__Problem description__:
Extract the text of every entry below exactly; leave images out.

Stored data entries
--
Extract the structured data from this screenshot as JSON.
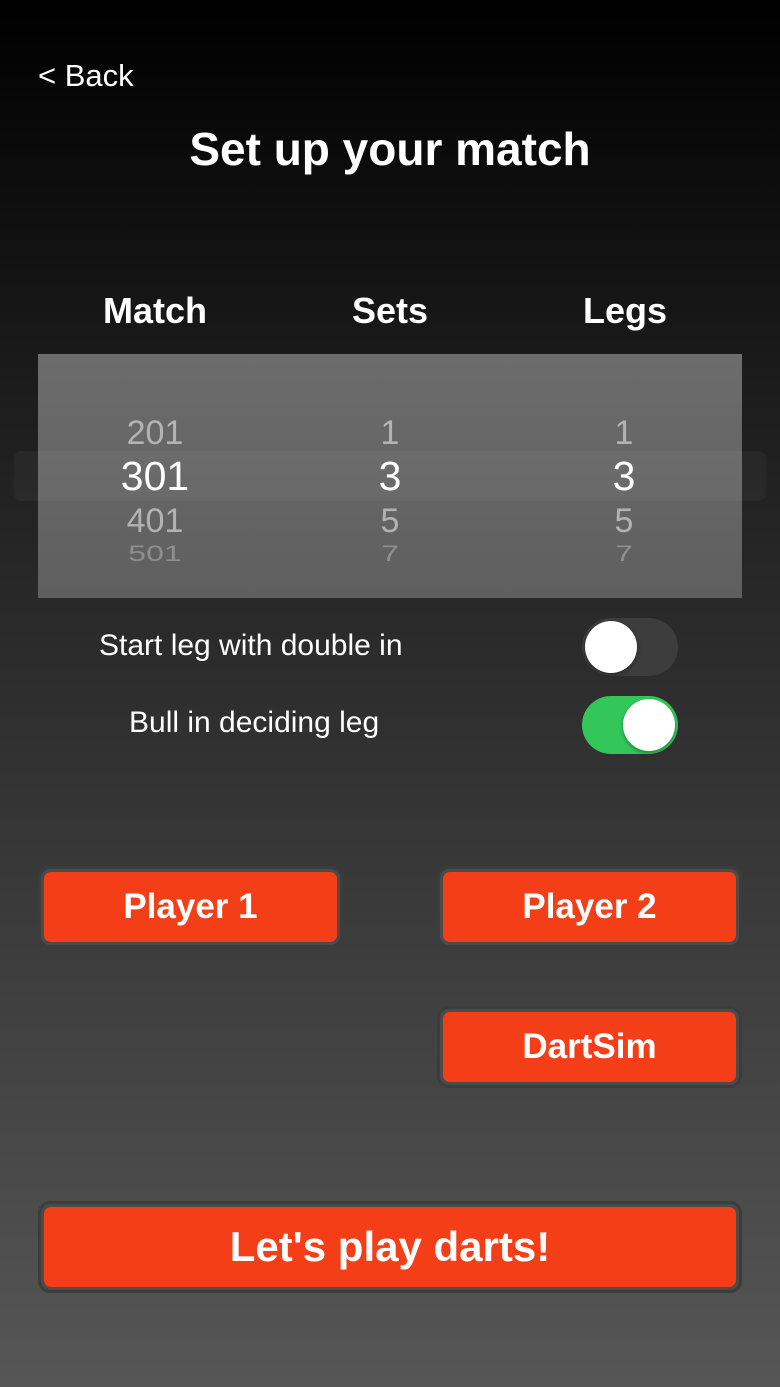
{
  "header": {
    "back_label": "< Back",
    "title": "Set up your match"
  },
  "picker": {
    "columns": [
      {
        "header": "Match",
        "items": [
          "201",
          "301",
          "401",
          "501"
        ],
        "selected": "301"
      },
      {
        "header": "Sets",
        "items": [
          "1",
          "3",
          "5",
          "7"
        ],
        "selected": "3"
      },
      {
        "header": "Legs",
        "items": [
          "1",
          "3",
          "5",
          "7"
        ],
        "selected": "3"
      }
    ]
  },
  "settings": {
    "double_in": {
      "label": "Start leg with double in",
      "on": false
    },
    "bull_deciding": {
      "label": "Bull in deciding leg",
      "on": true
    }
  },
  "buttons": {
    "player1": "Player 1",
    "player2": "Player 2",
    "dartsim": "DartSim",
    "play": "Let's play darts!"
  },
  "colors": {
    "accent": "#f43e17",
    "toggle_on": "#33c759",
    "toggle_off": "#3d3d3d"
  }
}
--
__Full response__:
Extract the structured data from this screenshot as JSON.
{
  "header": {
    "back_label": "< Back",
    "title": "Set up your match"
  },
  "picker": {
    "columns": [
      {
        "header": "Match",
        "items": [
          "201",
          "301",
          "401",
          "501"
        ],
        "selected": "301"
      },
      {
        "header": "Sets",
        "items": [
          "1",
          "3",
          "5",
          "7"
        ],
        "selected": "3"
      },
      {
        "header": "Legs",
        "items": [
          "1",
          "3",
          "5",
          "7"
        ],
        "selected": "3"
      }
    ]
  },
  "settings": {
    "double_in": {
      "label": "Start leg with double in",
      "on": false
    },
    "bull_deciding": {
      "label": "Bull in deciding leg",
      "on": true
    }
  },
  "buttons": {
    "player1": "Player 1",
    "player2": "Player 2",
    "dartsim": "DartSim",
    "play": "Let's play darts!"
  },
  "colors": {
    "accent": "#f43e17",
    "toggle_on": "#33c759",
    "toggle_off": "#3d3d3d"
  }
}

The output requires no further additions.